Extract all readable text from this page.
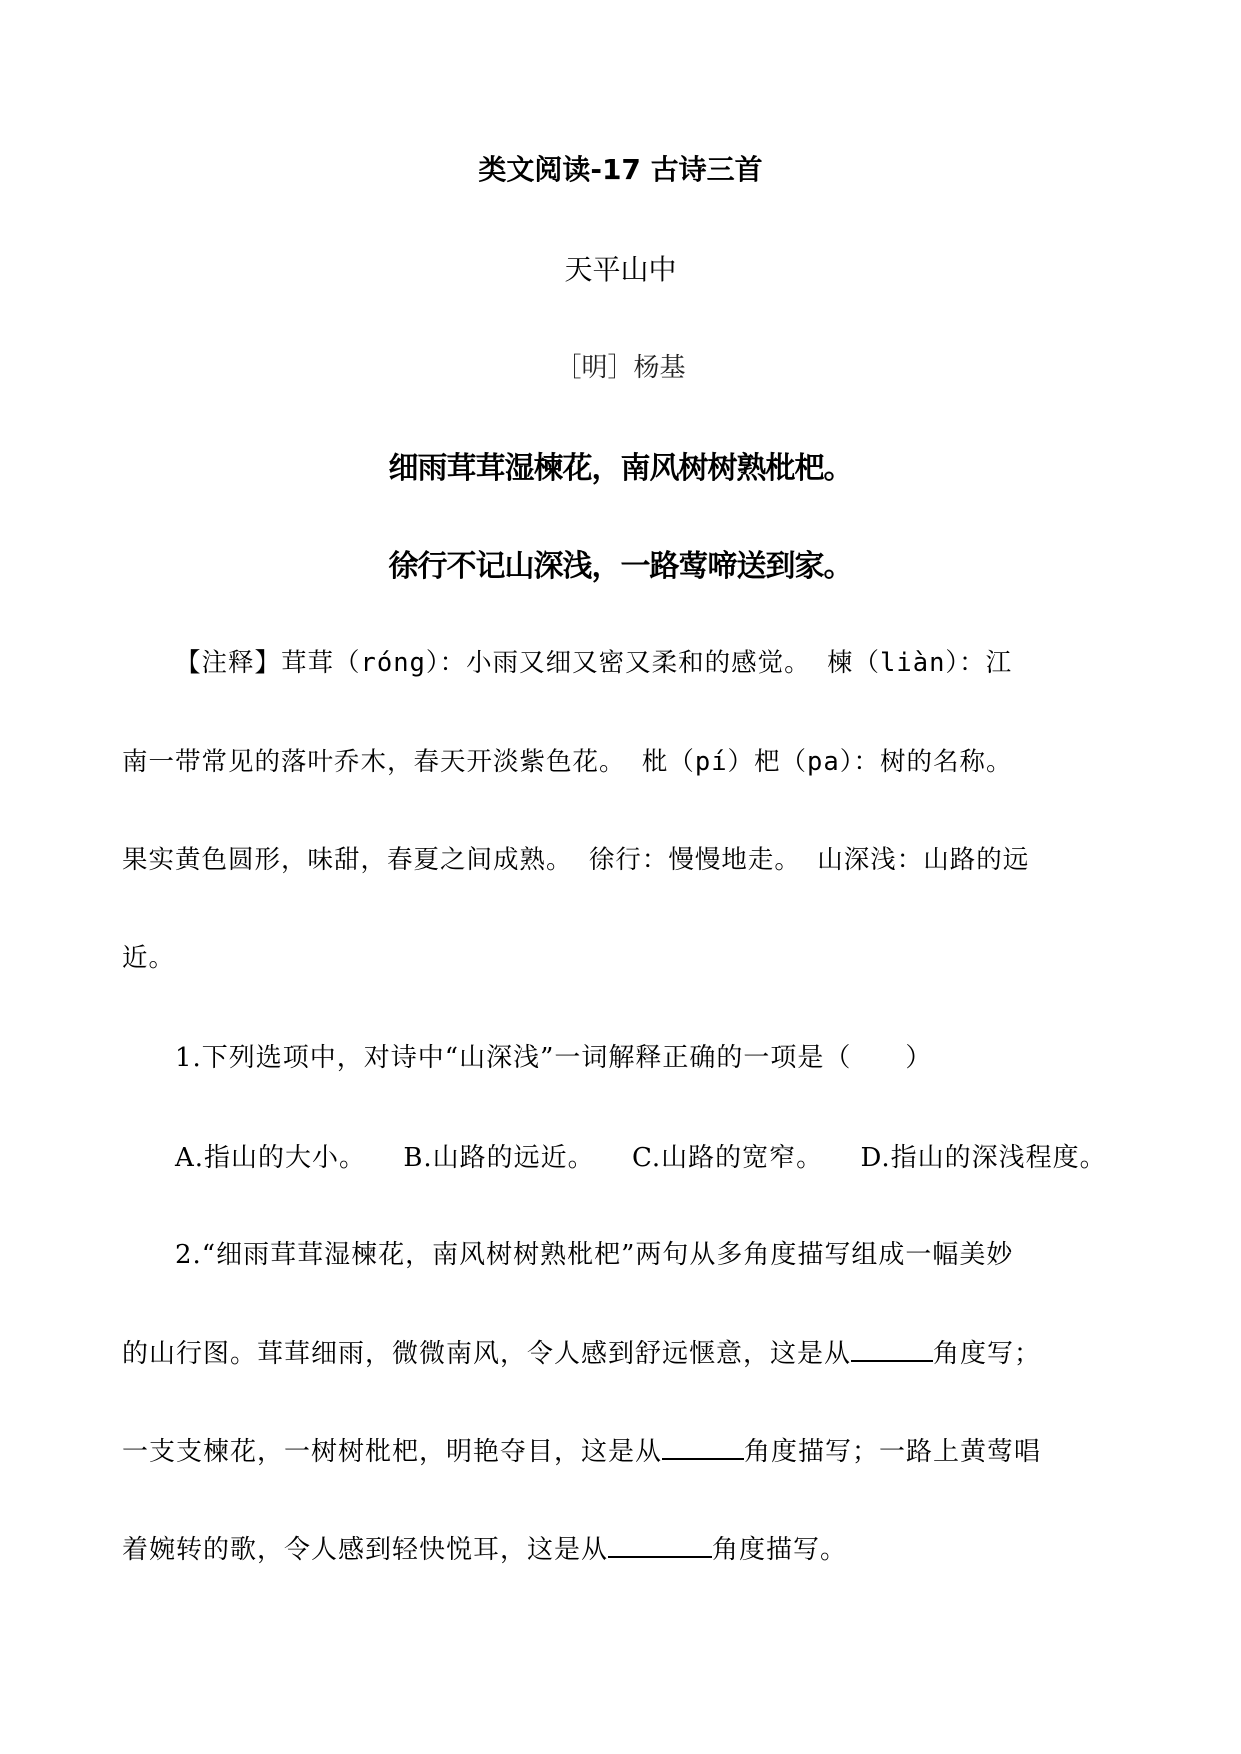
类文阅读-17 古诗三首
天平山中
［明］杨基
细雨茸茸湿楝花，南风树树熟枇杷。
徐行不记山深浅，一路莺啼送到家。
【注释】茸茸（róng）：小雨又细又密又柔和的感觉。 楝（liàn）：江
南一带常见的落叶乔木，春天开淡紫色花。 枇（pí）杷（pa）：树的名称。
果实黄色圆形，味甜，春夏之间成熟。 徐行：慢慢地走。 山深浅：山路的远
近。
1.下列选项中，对诗中“山深浅”一词解释正确的一项是（　　）
A.指山的大小。 B.山路的远近。 C.山路的宽窄。 D.指山的深浅程度。
2.“细雨茸茸湿楝花，南风树树熟枇杷”两句从多角度描写组成一幅美妙
的山行图。茸茸细雨，微微南风，令人感到舒远惬意，这是从	角度写；
一支支楝花，一树树枇杷，明艳夺目，这是从	角度描写；一路上黄莺唱
着婉转的歌，令人感到轻快悦耳，这是从	角度描写。
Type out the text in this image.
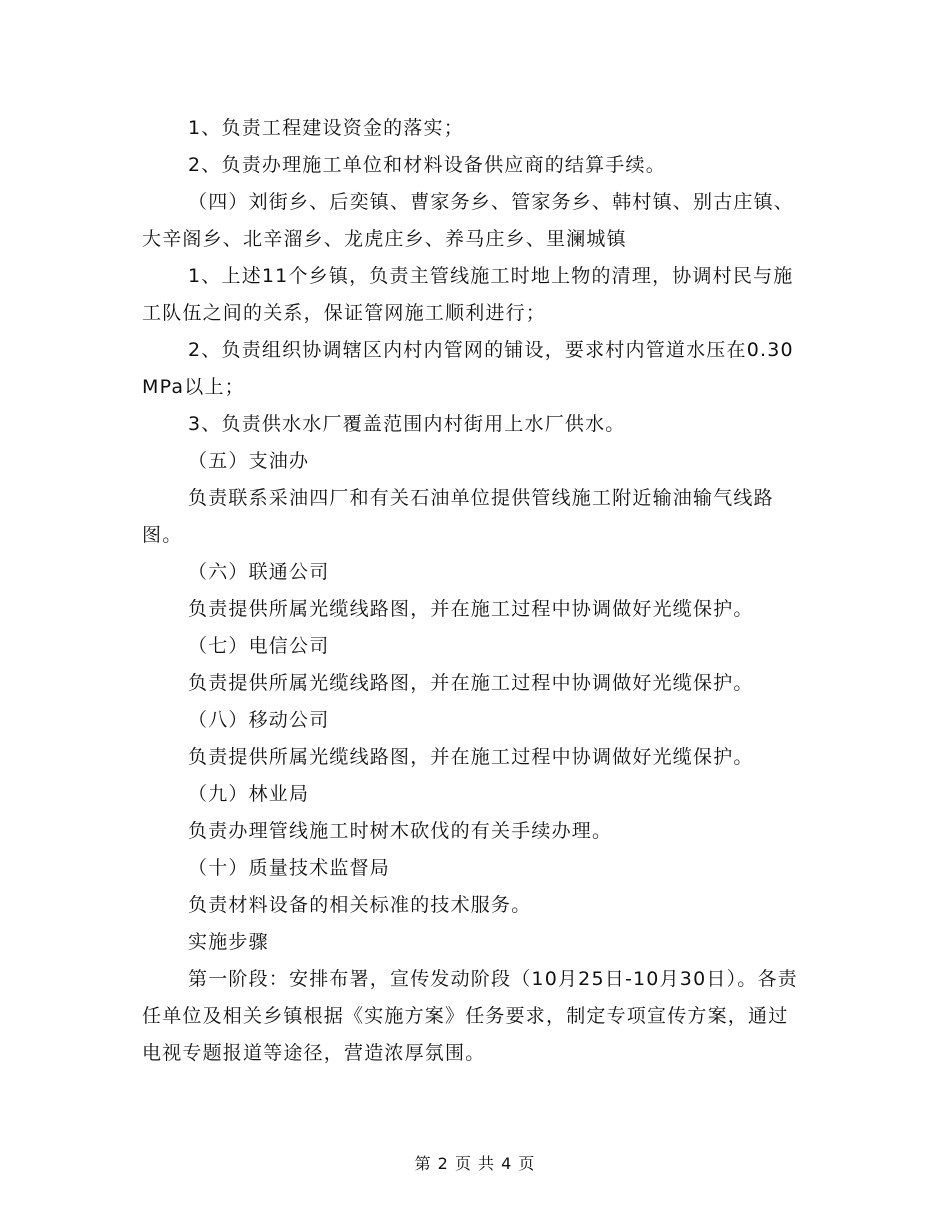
1、负责工程建设资金的落实；

2、负责办理施工单位和材料设备供应商的结算手续。

（四）刘街乡、后奕镇、曹家务乡、管家务乡、韩村镇、别古庄镇、大辛阁乡、北辛溜乡、龙虎庄乡、养马庄乡、里澜城镇

1、上述11个乡镇，负责主管线施工时地上物的清理，协调村民与施工队伍之间的关系，保证管网施工顺利进行；

2、负责组织协调辖区内村内管网的铺设，要求村内管道水压在0.30MPa以上；

3、负责供水水厂覆盖范围内村街用上水厂供水。

（五）支油办

负责联系采油四厂和有关石油单位提供管线施工附近输油输气线路图。

（六）联通公司

负责提供所属光缆线路图，并在施工过程中协调做好光缆保护。

（七）电信公司

负责提供所属光缆线路图，并在施工过程中协调做好光缆保护。

（八）移动公司

负责提供所属光缆线路图，并在施工过程中协调做好光缆保护。

（九）林业局

负责办理管线施工时树木砍伐的有关手续办理。

（十）质量技术监督局

负责材料设备的相关标准的技术服务。

实施步骤

第一阶段：安排布署，宣传发动阶段（10月25日-10月30日）。各责任单位及相关乡镇根据《实施方案》任务要求，制定专项宣传方案，通过电视专题报道等途径，营造浓厚氛围。

第 2 页 共 4 页
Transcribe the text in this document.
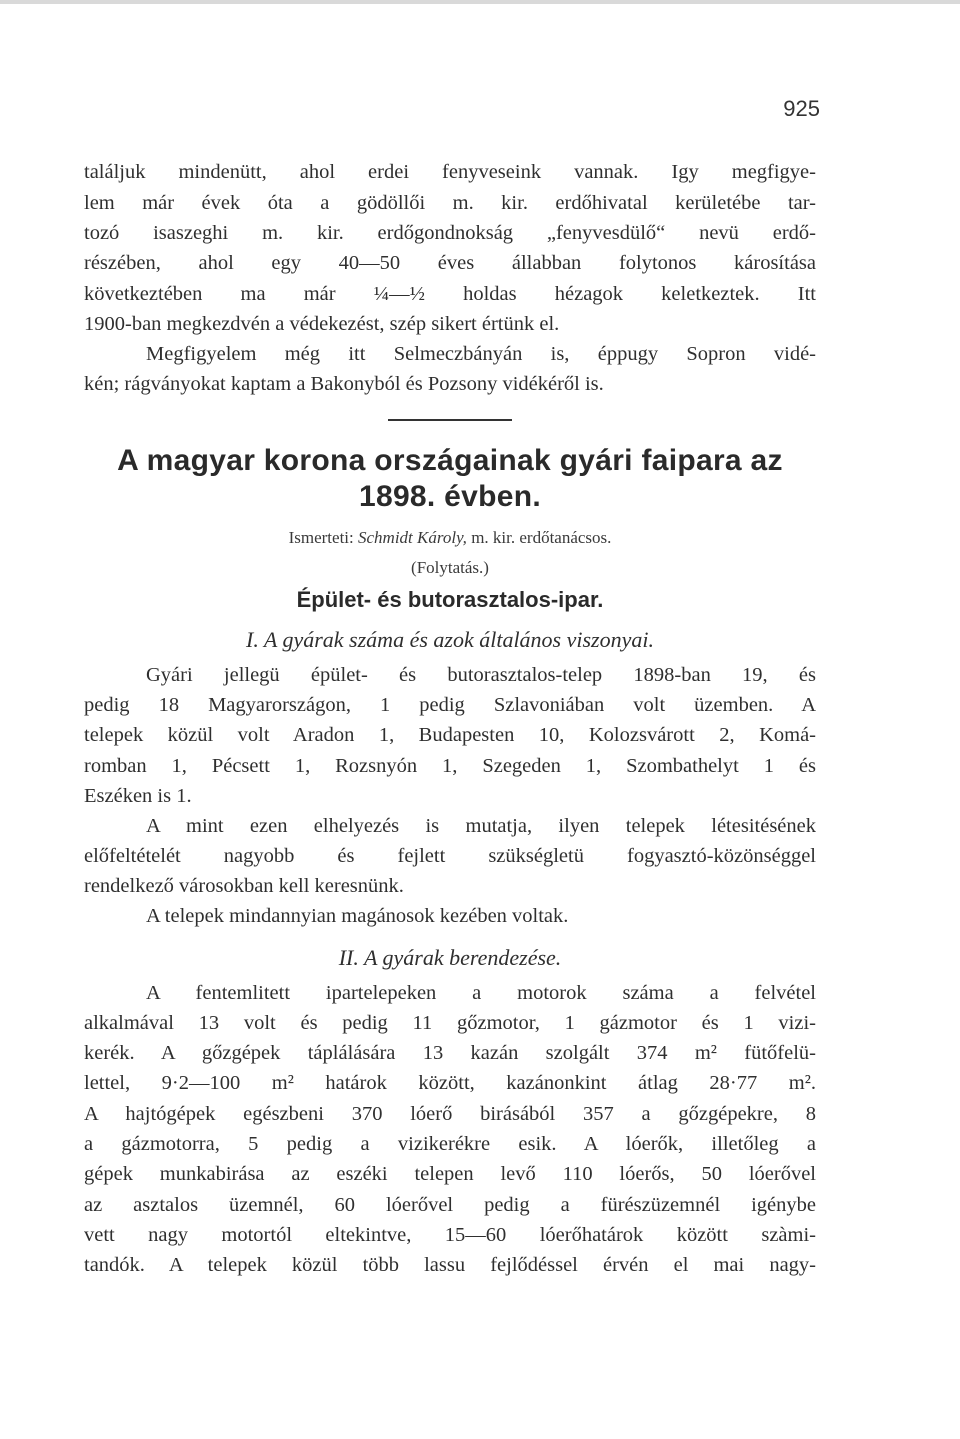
925
találjuk mindenütt, ahol erdei fenyveseink vannak. Igy megfigye-
lem már évek óta a gödöllői m. kir. erdőhivatal kerületébe tar-
tozó isaszeghi m. kir. erdőgondnokság „fenyvesdülő“ nevü erdő-
részében, ahol egy 40—50 éves állabban folytonos károsítása
következtében ma már ¼—½ holdas hézagok keletkeztek. Itt
1900-ban megkezdvén a védekezést, szép sikert értünk el.
Megfigyelem még itt Selmeczbányán is, éppugy Sopron vidé-
kén; rágványokat kaptam a Bakonyból és Pozsony vidékéről is.
A magyar korona országainak gyári faipara az
1898. évben.
Ismerteti: Schmidt Károly, m. kir. erdőtanácsos.
(Folytatás.)
Épület- és butorasztalos-ipar.
I. A gyárak száma és azok általános viszonyai.
Gyári jellegü épület- és butorasztalos-telep 1898-ban 19, és
pedig 18 Magyarországon, 1 pedig Szlavoniában volt üzemben. A
telepek közül volt Aradon 1, Budapesten 10, Kolozsvárott 2, Komá-
romban 1, Pécsett 1, Rozsnyón 1, Szegeden 1, Szombathelyt 1 és
Eszéken is 1.
A mint ezen elhelyezés is mutatja, ilyen telepek létesitésének
előfeltételét nagyobb és fejlett szükségletü fogyasztó-közönséggel
rendelkező városokban kell keresnünk.
A telepek mindannyian magánosok kezében voltak.
II. A gyárak berendezése.
A fentemlitett ipartelepeken a motorok száma a felvétel
alkalmával 13 volt és pedig 11 gőzmotor, 1 gázmotor és 1 vizi-
kerék. A gőzgépek táplálására 13 kazán szolgált 374 m² fütőfelü-
lettel, 9·2—100 m² határok között, kazánonkint átlag 28·77 m².
A hajtógépek egészbeni 370 lóerő birásából 357 a gőzgépekre, 8
a gázmotorra, 5 pedig a vizikerékre esik. A lóerők, illetőleg a
gépek munkabirása az eszéki telepen levő 110 lóerős, 50 lóerővel
az asztalos üzemnél, 60 lóerővel pedig a fürészüzemnél igénybe
vett nagy motortól eltekintve, 15—60 lóerőhatárok között szàmi-
tandók. A telepek közül több lassu fejlődéssel érvén el mai nagy-
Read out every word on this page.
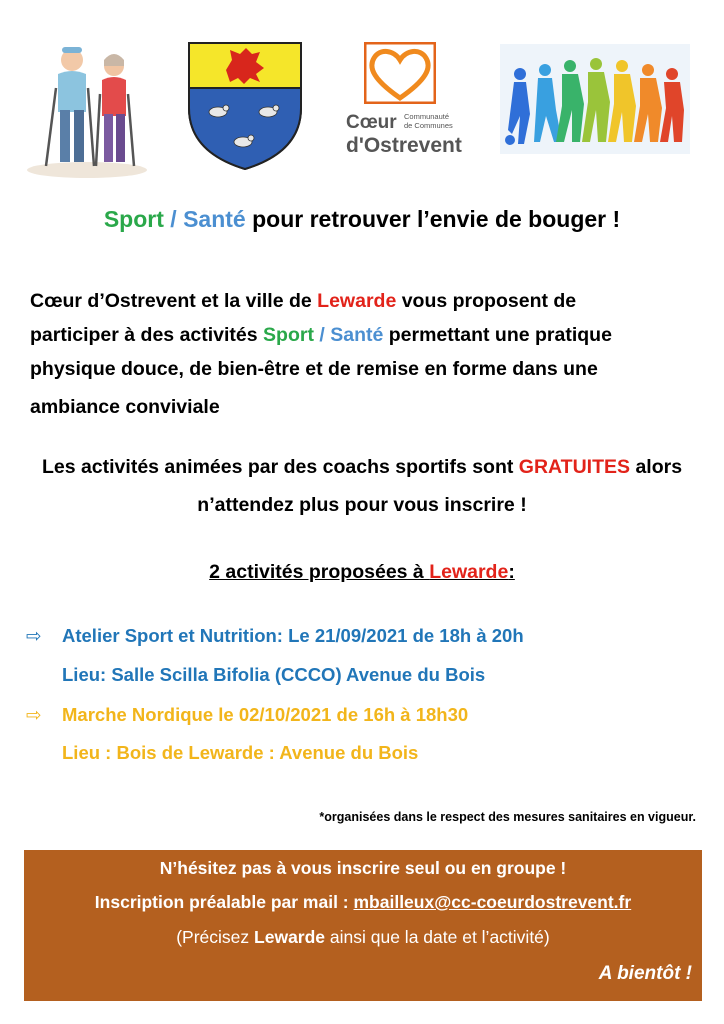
Cœur Communauté
de Communes
d'Ostrevent
Sport / Santé pour retrouver l’envie de bouger !
Cœur d’Ostrevent et la ville de Lewarde vous proposent de
participer à des activités Sport / Santé permettant une pratique
physique douce, de bien-être et de remise en forme dans une
ambiance conviviale
Les activités animées par des coachs sportifs sont GRATUITES alors
n’attendez plus pour vous inscrire !
2 activités proposées à Lewarde:
⇨ Atelier Sport et Nutrition: Le 21/09/2021 de 18h à 20h
Lieu: Salle Scilla Bifolia (CCCO) Avenue du Bois
⇨ Marche Nordique le 02/10/2021 de 16h à 18h30
Lieu : Bois de Lewarde : Avenue du Bois
*organisées dans le respect des mesures sanitaires en vigueur.
N’hésitez pas à vous inscrire seul ou en groupe !
Inscription préalable par mail : mbailleux@cc-coeurdostrevent.fr
(Précisez Lewarde ainsi que la date et l’activité)
A bientôt !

Your goal: Reproduce the entries above without change, omitting all pictures.

Output for this exercise:
Extract all readable text from this page.
类文阅读-17 古诗三首
天平山中
［明］杨基
细雨茸茸湿楝花，南风树树熟枇杷。
徐行不记山深浅，一路莺啼送到家。
【注释】茸茸（róng）：小雨又细又密又柔和的感觉。 楝（liàn）：江
南一带常见的落叶乔木，春天开淡紫色花。 枇（pí）杷（pa）：树的名称。
果实黄色圆形，味甜，春夏之间成熟。 徐行：慢慢地走。 山深浅：山路的远
近。
1.下列选项中，对诗中“山深浅”一词解释正确的一项是（　　）
A.指山的大小。 B.山路的远近。 C.山路的宽窄。 D.指山的深浅程度。
2.“细雨茸茸湿楝花，南风树树熟枇杷”两句从多角度描写组成一幅美妙
的山行图。茸茸细雨，微微南风，令人感到舒远惬意，这是从	角度写；
一支支楝花，一树树枇杷，明艳夺目，这是从	角度描写；一路上黄莺唱
着婉转的歌，令人感到轻快悦耳，这是从	角度描写。
Type out the text in this image.
1、负责工程建设资金的落实；

2、负责办理施工单位和材料设备供应商的结算手续。

（四）刘街乡、后奕镇、曹家务乡、管家务乡、韩村镇、别古庄镇、大辛阁乡、北辛溜乡、龙虎庄乡、养马庄乡、里澜城镇

1、上述11个乡镇，负责主管线施工时地上物的清理，协调村民与施工队伍之间的关系，保证管网施工顺利进行；

2、负责组织协调辖区内村内管网的铺设，要求村内管道水压在0.30MPa以上；

3、负责供水水厂覆盖范围内村街用上水厂供水。

（五）支油办

负责联系采油四厂和有关石油单位提供管线施工附近输油输气线路图。

（六）联通公司

负责提供所属光缆线路图，并在施工过程中协调做好光缆保护。

（七）电信公司

负责提供所属光缆线路图，并在施工过程中协调做好光缆保护。

（八）移动公司

负责提供所属光缆线路图，并在施工过程中协调做好光缆保护。

（九）林业局

负责办理管线施工时树木砍伐的有关手续办理。

（十）质量技术监督局

负责材料设备的相关标准的技术服务。

实施步骤

第一阶段：安排布署，宣传发动阶段（10月25日-10月30日）。各责任单位及相关乡镇根据《实施方案》任务要求，制定专项宣传方案，通过电视专题报道等途径，营造浓厚氛围。

第 2 页 共 4 页
Transcribe the text in this document.
925
találjuk mindenütt, ahol erdei fenyveseink vannak. Igy megfigye-
lem már évek óta a gödöllői m. kir. erdőhivatal kerületébe tar-
tozó isaszeghi m. kir. erdőgondnokság „fenyvesdülő“ nevü erdő-
részében, ahol egy 40—50 éves állabban folytonos károsítása
következtében ma már ¼—½ holdas hézagok keletkeztek. Itt
1900-ban megkezdvén a védekezést, szép sikert értünk el.
Megfigyelem még itt Selmeczbányán is, éppugy Sopron vidé-
kén; rágványokat kaptam a Bakonyból és Pozsony vidékéről is.
A magyar korona országainak gyári faipara az
1898. évben.
Ismerteti: Schmidt Károly, m. kir. erdőtanácsos.
(Folytatás.)
Épület- és butorasztalos-ipar.
I. A gyárak száma és azok általános viszonyai.
Gyári jellegü épület- és butorasztalos-telep 1898-ban 19, és
pedig 18 Magyarországon, 1 pedig Szlavoniában volt üzemben. A
telepek közül volt Aradon 1, Budapesten 10, Kolozsvárott 2, Komá-
romban 1, Pécsett 1, Rozsnyón 1, Szegeden 1, Szombathelyt 1 és
Eszéken is 1.
A mint ezen elhelyezés is mutatja, ilyen telepek létesitésének
előfeltételét nagyobb és fejlett szükségletü fogyasztó-közönséggel
rendelkező városokban kell keresnünk.
A telepek mindannyian magánosok kezében voltak.
II. A gyárak berendezése.
A fentemlitett ipartelepeken a motorok száma a felvétel
alkalmával 13 volt és pedig 11 gőzmotor, 1 gázmotor és 1 vizi-
kerék. A gőzgépek táplálására 13 kazán szolgált 374 m² fütőfelü-
lettel, 9·2—100 m² határok között, kazánonkint átlag 28·77 m².
A hajtógépek egészbeni 370 lóerő birásából 357 a gőzgépekre, 8
a gázmotorra, 5 pedig a vizikerékre esik. A lóerők, illetőleg a
gépek munkabirása az eszéki telepen levő 110 lóerős, 50 lóerővel
az asztalos üzemnél, 60 lóerővel pedig a fürészüzemnél igénybe
vett nagy motortól eltekintve, 15—60 lóerőhatárok között szàmi-
tandók. A telepek közül több lassu fejlődéssel érvén el mai nagy-
Read out every word on this page.
Cœur Communauté
de Communes
d'Ostrevent
Sport / Santé pour retrouver l’envie de bouger !
Cœur d’Ostrevent et la ville de Lewarde vous proposent de
participer à des activités Sport / Santé permettant une pratique
physique douce, de bien-être et de remise en forme dans une
ambiance conviviale
Les activités animées par des coachs sportifs sont GRATUITES alors
n’attendez plus pour vous inscrire !
2 activités proposées à Lewarde:
⇨ Atelier Sport et Nutrition: Le 21/09/2021 de 18h à 20h
Lieu: Salle Scilla Bifolia (CCCO) Avenue du Bois
⇨ Marche Nordique le 02/10/2021 de 16h à 18h30
Lieu : Bois de Lewarde : Avenue du Bois
*organisées dans le respect des mesures sanitaires en vigueur.
N’hésitez pas à vous inscrire seul ou en groupe !
Inscription préalable par mail : mbailleux@cc-coeurdostrevent.fr
(Précisez Lewarde ainsi que la date et l’activité)
A bientôt !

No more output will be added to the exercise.